Extracted data entries
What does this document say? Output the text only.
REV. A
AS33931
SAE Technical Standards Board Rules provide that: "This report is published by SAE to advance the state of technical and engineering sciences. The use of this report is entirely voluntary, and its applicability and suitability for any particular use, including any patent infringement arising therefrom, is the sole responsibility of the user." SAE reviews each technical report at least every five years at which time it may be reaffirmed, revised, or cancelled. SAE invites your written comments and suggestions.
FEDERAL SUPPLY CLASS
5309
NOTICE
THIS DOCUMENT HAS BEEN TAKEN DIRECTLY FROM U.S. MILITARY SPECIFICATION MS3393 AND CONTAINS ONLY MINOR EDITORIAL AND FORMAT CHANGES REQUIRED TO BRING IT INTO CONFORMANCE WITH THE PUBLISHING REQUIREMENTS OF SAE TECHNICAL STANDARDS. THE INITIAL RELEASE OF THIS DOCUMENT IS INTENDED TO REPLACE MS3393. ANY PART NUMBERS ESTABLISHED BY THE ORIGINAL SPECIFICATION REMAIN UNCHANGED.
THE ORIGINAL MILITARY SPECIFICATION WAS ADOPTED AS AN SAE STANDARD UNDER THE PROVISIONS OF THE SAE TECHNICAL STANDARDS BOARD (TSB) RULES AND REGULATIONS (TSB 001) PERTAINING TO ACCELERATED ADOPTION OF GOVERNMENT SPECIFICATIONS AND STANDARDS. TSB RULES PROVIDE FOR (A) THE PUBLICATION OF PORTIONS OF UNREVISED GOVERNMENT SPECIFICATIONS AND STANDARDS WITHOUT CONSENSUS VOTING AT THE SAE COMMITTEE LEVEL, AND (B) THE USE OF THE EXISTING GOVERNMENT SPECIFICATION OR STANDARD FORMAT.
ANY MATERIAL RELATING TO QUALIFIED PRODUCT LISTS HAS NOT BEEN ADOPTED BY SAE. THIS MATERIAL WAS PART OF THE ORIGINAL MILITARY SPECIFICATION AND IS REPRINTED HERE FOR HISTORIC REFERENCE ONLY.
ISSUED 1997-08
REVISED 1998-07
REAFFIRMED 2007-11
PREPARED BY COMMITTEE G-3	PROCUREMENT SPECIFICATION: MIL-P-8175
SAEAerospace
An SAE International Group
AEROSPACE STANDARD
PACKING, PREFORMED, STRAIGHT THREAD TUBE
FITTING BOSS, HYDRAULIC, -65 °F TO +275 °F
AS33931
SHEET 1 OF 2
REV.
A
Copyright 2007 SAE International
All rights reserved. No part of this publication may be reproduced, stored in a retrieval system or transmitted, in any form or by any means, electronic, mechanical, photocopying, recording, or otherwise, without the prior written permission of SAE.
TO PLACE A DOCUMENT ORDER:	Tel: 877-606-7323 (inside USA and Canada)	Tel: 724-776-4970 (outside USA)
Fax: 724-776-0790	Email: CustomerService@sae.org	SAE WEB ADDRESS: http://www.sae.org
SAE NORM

> [WRITTEN INSTRUCTION]: Choose all lines containing the string "MILITARY" and copy them out.

> [TASK RESPONSE]:
THIS DOCUMENT HAS BEEN TAKEN DIRECTLY FROM U.S. MILITARY SPECIFICATION MS3393 AND CONTAINS ONLY MINOR EDITORIAL AND FORMAT CHANGES REQUIRED TO BRING IT INTO CONFORMANCE WITH THE PUBLISHING REQUIREMENTS OF SAE TECHNICAL STANDARDS. THE INITIAL RELEASE OF THIS DOCUMENT IS INTENDED TO REPLACE MS3393. ANY PART NUMBERS ESTABLISHED BY THE ORIGINAL SPECIFICATION REMAIN UNCHANGED.
THE ORIGINAL MILITARY SPECIFICATION WAS ADOPTED AS AN SAE STANDARD UNDER THE PROVISIONS OF THE SAE TECHNICAL STANDARDS BOARD (TSB) RULES AND REGULATIONS (TSB 001) PERTAINING TO ACCELERATED ADOPTION OF GOVERNMENT SPECIFICATIONS AND STANDARDS. TSB RULES PROVIDE FOR (A) THE PUBLICATION OF PORTIONS OF UNREVISED GOVERNMENT SPECIFICATIONS AND STANDARDS WITHOUT CONSENSUS VOTING AT THE SAE COMMITTEE LEVEL, AND (B) THE USE OF THE EXISTING GOVERNMENT SPECIFICATION OR STANDARD FORMAT.
ANY MATERIAL RELATING TO QUALIFIED PRODUCT LISTS HAS NOT BEEN ADOPTED BY SAE. THIS MATERIAL WAS PART OF THE ORIGINAL MILITARY SPECIFICATION AND IS REPRINTED HERE FOR HISTORIC REFERENCE ONLY.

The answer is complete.